#### Dataset items:

»»

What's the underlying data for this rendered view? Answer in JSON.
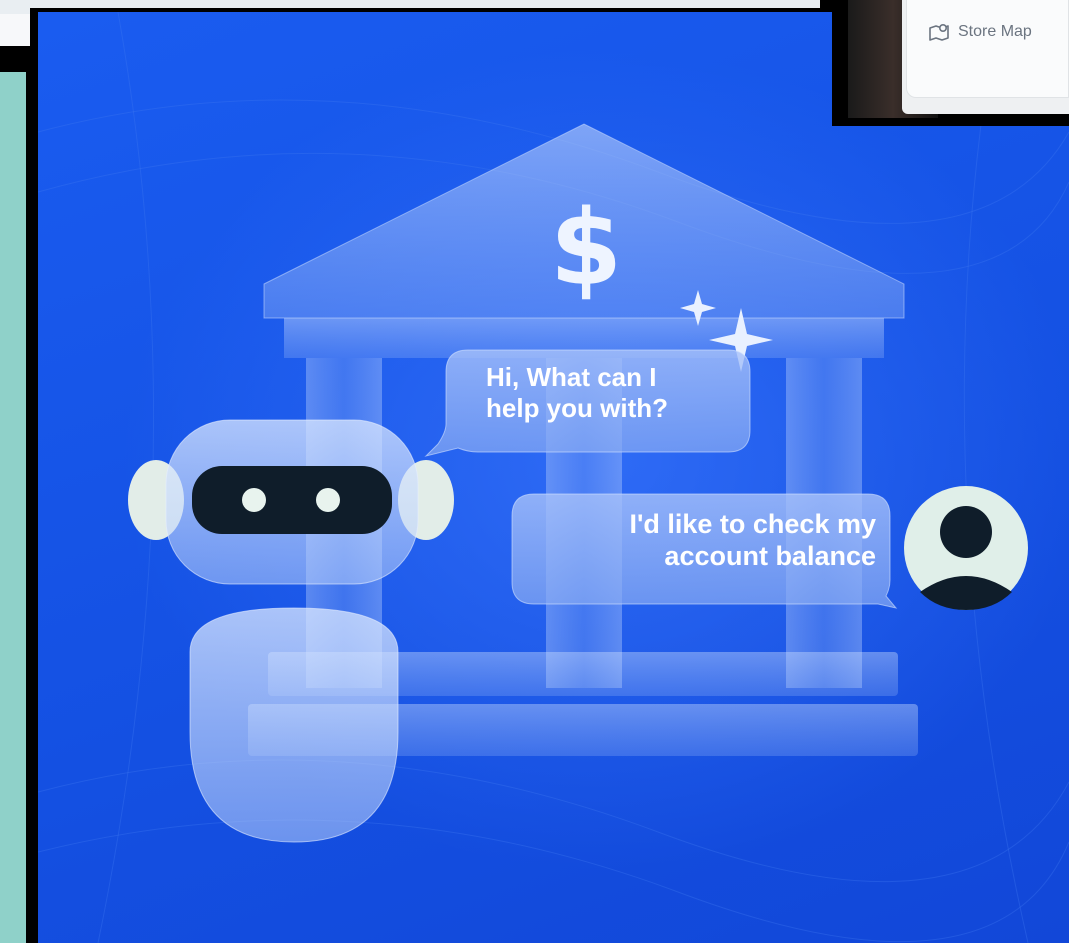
{
  "phone": {
    "store_map_label": "Store Map",
    "icon": "map-pin-icon"
  },
  "illustration": {
    "bank_symbol": "$",
    "bot_message": [
      "Hi, What can I",
      "help you with?"
    ],
    "user_message": [
      "I'd like to check my",
      "account balance"
    ],
    "colors": {
      "background": "#1656e8",
      "bubble": "#8fb0f5",
      "robot_visor": "#0f1d2a",
      "robot_eyes": "#e8f3ee",
      "user_avatar_bg": "#e0efe9",
      "user_avatar_fg": "#0f1d2a"
    }
  }
}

««

#### Short exercise:
Without including any pictures, please restate all the records exactly.

#### Answer to this task:
What's the underlying data for this rendered view? Answer in JSON.
{
  "phone": {
    "store_map_label": "Store Map",
    "icon": "map-pin-icon"
  },
  "illustration": {
    "bank_symbol": "$",
    "bot_message": [
      "Hi, What can I",
      "help you with?"
    ],
    "user_message": [
      "I'd like to check my",
      "account balance"
    ],
    "colors": {
      "background": "#1656e8",
      "bubble": "#8fb0f5",
      "robot_visor": "#0f1d2a",
      "robot_eyes": "#e8f3ee",
      "user_avatar_bg": "#e0efe9",
      "user_avatar_fg": "#0f1d2a"
    }
  }
}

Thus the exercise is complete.